▸ **Given request**
How many lines of these entries hold the string "this"? Reply with the number alone.

(Stored records)

════════════════

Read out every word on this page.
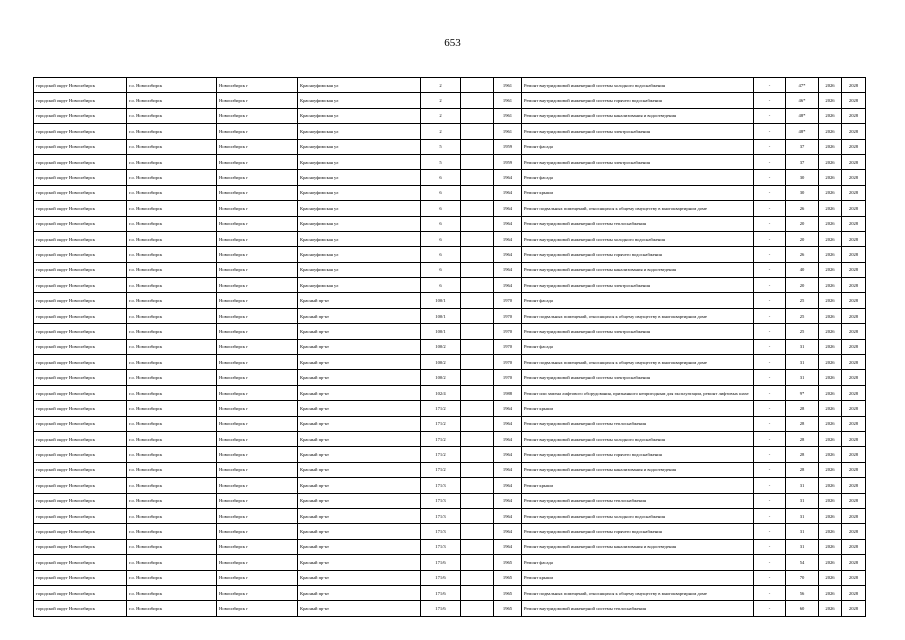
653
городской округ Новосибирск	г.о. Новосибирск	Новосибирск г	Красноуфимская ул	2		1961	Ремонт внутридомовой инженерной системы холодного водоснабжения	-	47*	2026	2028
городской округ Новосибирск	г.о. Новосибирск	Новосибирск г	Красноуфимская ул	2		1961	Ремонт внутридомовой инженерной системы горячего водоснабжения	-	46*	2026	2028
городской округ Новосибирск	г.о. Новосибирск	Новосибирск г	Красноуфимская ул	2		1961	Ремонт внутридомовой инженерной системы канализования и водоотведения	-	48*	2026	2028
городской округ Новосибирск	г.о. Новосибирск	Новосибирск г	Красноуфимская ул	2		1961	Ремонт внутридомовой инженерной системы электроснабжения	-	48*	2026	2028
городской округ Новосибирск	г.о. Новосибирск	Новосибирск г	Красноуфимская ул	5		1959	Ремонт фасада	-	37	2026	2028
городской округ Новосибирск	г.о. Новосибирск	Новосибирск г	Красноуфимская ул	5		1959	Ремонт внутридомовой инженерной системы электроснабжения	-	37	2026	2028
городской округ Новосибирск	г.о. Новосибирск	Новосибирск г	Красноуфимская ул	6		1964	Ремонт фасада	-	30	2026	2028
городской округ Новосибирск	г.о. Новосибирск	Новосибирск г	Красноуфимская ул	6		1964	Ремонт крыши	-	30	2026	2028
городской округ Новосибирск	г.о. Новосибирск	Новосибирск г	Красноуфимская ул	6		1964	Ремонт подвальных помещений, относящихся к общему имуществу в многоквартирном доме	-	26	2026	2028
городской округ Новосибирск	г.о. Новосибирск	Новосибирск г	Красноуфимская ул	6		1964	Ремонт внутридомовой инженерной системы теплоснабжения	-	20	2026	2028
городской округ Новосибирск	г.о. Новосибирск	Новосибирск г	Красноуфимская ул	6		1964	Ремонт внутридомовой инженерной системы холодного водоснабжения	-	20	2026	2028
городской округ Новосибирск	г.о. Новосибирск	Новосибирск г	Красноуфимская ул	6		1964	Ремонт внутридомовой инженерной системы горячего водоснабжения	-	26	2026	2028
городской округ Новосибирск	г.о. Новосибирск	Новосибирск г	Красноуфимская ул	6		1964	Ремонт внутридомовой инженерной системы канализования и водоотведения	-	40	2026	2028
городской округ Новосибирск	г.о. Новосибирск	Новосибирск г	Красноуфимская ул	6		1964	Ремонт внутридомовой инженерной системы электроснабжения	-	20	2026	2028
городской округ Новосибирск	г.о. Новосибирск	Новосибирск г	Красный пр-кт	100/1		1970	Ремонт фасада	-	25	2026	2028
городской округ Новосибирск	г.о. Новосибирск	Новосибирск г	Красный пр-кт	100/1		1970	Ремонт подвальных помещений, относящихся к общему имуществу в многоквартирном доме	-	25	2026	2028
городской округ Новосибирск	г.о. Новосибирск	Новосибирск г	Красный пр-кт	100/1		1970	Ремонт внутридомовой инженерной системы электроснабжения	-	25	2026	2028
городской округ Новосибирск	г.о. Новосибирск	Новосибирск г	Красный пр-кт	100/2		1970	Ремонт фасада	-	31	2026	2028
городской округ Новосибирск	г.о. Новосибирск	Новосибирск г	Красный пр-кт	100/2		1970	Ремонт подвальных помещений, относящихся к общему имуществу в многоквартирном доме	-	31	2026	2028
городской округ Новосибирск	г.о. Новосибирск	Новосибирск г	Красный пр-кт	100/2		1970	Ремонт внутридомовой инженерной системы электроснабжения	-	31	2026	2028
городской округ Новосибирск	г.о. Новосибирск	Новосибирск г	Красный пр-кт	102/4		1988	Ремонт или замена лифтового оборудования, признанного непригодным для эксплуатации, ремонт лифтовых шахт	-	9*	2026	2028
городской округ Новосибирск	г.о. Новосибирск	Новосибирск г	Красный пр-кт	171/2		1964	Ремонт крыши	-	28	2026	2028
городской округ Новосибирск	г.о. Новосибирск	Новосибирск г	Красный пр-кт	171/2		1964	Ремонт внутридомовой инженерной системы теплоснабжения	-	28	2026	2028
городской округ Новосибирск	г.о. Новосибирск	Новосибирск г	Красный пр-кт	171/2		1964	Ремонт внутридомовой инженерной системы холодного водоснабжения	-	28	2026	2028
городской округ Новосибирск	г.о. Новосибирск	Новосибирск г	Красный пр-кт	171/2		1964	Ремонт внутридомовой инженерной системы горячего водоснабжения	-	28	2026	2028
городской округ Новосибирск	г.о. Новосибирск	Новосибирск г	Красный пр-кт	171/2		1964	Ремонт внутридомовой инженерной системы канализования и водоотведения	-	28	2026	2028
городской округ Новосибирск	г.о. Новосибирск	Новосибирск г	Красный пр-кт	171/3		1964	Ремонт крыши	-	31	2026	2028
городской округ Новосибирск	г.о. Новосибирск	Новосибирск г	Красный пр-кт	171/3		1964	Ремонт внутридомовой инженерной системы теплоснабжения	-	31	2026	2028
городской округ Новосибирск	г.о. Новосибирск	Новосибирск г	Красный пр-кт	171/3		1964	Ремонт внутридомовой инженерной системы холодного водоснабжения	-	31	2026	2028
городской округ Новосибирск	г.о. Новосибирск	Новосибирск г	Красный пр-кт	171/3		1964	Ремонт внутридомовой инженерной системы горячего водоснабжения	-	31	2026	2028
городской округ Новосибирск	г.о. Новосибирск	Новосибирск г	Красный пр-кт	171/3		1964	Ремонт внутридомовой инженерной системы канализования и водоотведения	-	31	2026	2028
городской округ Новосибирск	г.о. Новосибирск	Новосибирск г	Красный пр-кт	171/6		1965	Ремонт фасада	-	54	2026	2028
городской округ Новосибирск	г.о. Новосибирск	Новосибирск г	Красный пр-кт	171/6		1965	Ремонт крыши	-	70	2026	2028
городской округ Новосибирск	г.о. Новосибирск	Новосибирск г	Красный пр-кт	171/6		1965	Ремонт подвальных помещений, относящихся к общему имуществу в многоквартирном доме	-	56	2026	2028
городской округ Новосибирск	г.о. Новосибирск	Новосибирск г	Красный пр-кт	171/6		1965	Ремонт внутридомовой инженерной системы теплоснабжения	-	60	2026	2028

════════════════

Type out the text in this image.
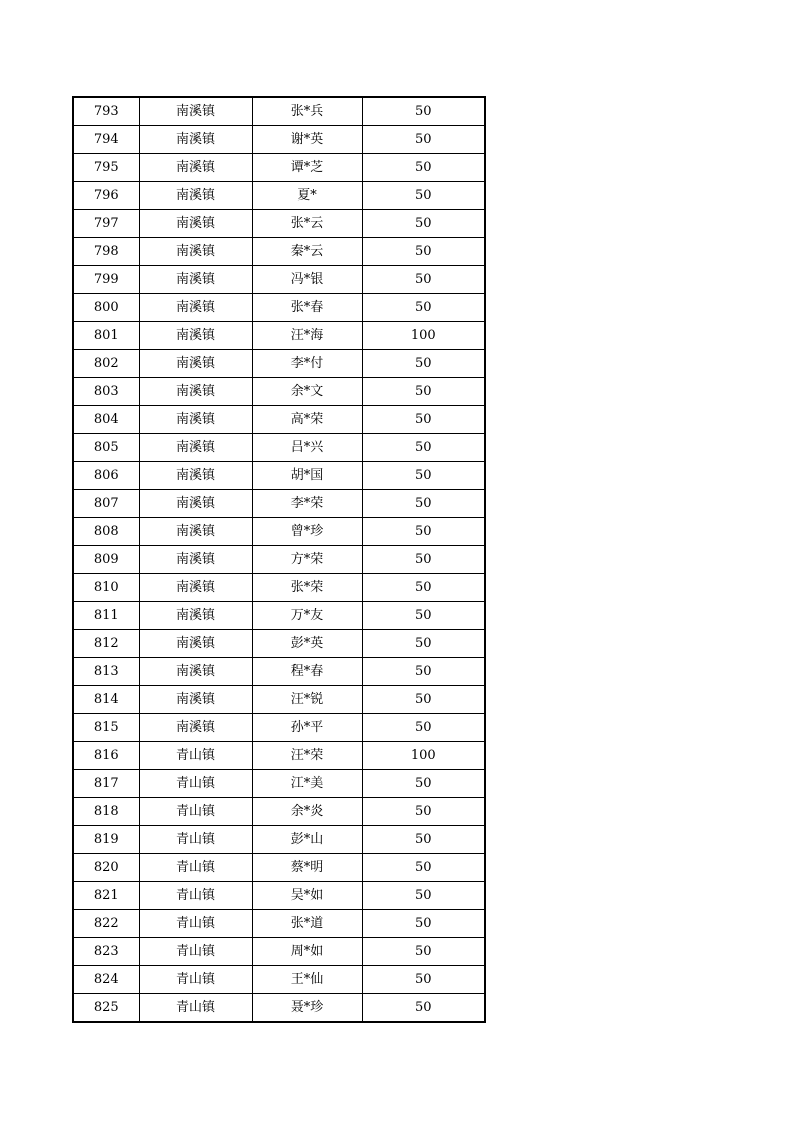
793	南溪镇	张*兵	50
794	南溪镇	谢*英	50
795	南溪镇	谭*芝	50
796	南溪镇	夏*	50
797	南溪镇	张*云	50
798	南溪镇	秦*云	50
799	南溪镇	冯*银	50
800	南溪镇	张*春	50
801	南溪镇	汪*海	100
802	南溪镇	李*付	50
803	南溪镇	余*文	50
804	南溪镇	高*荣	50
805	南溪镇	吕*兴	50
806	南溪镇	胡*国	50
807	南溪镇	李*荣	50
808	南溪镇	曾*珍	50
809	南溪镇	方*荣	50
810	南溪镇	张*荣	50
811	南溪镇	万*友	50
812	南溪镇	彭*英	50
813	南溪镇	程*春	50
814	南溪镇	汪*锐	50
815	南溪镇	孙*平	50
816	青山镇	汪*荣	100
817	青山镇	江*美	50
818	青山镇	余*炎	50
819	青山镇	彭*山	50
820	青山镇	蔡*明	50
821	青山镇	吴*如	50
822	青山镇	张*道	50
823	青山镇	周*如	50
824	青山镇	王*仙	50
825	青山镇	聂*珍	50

════════════════

▸ **The result**
2